### [TASK]
Locate the lines that hold the string "Educator". Copy every such line.

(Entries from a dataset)
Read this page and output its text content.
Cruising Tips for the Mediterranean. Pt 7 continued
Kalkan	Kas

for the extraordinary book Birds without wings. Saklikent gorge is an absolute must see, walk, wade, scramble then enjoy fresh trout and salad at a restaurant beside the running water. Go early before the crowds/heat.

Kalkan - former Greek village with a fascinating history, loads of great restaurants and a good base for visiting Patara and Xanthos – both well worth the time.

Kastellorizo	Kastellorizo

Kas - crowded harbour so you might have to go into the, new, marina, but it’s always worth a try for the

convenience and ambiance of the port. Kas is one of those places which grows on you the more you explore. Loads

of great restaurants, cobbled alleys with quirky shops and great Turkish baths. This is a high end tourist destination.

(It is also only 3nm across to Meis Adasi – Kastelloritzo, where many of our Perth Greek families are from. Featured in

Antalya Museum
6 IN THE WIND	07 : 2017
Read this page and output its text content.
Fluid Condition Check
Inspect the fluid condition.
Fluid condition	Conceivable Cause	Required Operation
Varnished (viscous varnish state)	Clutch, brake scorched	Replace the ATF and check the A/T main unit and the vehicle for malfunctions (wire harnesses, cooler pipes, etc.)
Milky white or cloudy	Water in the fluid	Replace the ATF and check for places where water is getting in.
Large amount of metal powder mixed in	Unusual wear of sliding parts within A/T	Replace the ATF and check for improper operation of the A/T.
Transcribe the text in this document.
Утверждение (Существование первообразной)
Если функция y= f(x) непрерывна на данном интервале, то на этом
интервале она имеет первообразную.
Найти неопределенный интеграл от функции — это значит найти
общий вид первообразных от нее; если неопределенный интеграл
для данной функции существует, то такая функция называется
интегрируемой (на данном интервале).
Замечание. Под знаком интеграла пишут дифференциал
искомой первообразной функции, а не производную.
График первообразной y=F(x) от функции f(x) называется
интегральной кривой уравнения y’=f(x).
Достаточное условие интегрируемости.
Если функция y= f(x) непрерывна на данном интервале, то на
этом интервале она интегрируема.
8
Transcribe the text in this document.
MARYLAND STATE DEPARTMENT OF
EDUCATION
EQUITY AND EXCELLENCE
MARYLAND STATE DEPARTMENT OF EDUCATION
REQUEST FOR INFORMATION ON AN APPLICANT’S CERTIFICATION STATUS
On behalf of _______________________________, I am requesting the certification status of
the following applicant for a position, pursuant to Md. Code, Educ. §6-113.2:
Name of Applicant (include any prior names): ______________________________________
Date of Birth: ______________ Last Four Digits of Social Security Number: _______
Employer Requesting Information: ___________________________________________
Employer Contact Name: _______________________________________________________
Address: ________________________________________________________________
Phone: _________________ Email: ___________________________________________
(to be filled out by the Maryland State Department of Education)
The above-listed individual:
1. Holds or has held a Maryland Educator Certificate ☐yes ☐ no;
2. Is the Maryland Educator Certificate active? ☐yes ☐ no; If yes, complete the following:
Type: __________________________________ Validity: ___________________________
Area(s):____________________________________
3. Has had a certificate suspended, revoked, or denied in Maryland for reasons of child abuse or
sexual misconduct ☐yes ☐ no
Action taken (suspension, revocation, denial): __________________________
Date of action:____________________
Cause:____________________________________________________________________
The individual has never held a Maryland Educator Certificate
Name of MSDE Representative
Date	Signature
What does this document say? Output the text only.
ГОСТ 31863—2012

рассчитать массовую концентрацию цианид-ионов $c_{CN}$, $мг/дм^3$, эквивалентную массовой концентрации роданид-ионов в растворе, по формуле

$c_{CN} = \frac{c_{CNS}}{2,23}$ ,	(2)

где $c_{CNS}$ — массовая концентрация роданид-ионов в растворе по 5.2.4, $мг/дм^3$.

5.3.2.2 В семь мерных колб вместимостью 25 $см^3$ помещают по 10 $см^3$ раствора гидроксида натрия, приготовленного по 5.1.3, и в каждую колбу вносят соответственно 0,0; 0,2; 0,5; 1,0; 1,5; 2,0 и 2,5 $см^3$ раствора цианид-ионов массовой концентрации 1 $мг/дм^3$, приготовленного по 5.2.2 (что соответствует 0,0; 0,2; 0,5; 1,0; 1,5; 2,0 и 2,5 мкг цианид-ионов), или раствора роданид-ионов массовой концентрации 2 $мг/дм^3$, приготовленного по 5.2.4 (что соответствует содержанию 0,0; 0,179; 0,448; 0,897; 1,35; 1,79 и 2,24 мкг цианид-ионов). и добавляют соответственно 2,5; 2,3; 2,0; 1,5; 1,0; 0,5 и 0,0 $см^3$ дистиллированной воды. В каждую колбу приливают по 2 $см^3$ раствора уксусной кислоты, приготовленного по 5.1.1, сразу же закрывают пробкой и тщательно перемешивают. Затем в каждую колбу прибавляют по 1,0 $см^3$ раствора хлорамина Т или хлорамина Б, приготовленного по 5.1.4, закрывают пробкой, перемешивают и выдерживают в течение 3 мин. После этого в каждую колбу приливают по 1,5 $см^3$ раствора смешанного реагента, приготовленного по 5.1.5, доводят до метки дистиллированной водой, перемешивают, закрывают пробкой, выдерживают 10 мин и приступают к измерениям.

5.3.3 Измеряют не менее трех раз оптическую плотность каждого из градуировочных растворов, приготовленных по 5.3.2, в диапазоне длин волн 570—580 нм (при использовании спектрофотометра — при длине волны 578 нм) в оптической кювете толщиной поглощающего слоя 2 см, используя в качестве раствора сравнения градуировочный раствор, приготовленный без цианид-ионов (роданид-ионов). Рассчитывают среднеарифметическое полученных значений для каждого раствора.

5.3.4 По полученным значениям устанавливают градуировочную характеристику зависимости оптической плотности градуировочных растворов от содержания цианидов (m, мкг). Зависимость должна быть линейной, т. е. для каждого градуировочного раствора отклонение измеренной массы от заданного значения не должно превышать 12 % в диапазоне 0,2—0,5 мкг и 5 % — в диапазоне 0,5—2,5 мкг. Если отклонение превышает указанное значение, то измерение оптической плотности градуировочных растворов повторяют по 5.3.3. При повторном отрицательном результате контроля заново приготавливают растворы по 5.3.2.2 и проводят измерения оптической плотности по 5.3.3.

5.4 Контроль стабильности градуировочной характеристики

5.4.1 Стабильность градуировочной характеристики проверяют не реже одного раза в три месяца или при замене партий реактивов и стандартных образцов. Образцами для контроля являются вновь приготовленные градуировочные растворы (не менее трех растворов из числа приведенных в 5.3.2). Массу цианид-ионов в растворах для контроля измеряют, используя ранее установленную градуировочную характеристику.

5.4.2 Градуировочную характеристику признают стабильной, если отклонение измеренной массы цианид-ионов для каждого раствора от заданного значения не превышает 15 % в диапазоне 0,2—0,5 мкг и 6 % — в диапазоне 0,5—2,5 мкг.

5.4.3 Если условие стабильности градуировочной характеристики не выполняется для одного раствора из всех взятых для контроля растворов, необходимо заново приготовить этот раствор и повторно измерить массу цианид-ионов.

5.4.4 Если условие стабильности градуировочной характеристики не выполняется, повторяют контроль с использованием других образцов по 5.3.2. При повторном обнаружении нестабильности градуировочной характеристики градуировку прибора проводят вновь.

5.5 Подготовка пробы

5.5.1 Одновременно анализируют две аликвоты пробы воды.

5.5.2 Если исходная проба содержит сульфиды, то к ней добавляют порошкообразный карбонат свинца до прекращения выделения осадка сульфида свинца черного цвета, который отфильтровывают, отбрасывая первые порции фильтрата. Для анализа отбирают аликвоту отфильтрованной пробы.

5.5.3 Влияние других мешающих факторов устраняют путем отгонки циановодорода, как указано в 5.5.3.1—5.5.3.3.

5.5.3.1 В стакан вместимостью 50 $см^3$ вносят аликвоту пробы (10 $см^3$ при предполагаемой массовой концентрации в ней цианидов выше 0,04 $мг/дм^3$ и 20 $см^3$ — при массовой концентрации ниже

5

### [COMPLETED EXERCISE]
1. Holds or has held a Maryland Educator Certificate ☐yes ☐ no;
2. Is the Maryland Educator Certificate active? ☐yes ☐ no; If yes, complete the following:
The individual has never held a Maryland Educator Certificate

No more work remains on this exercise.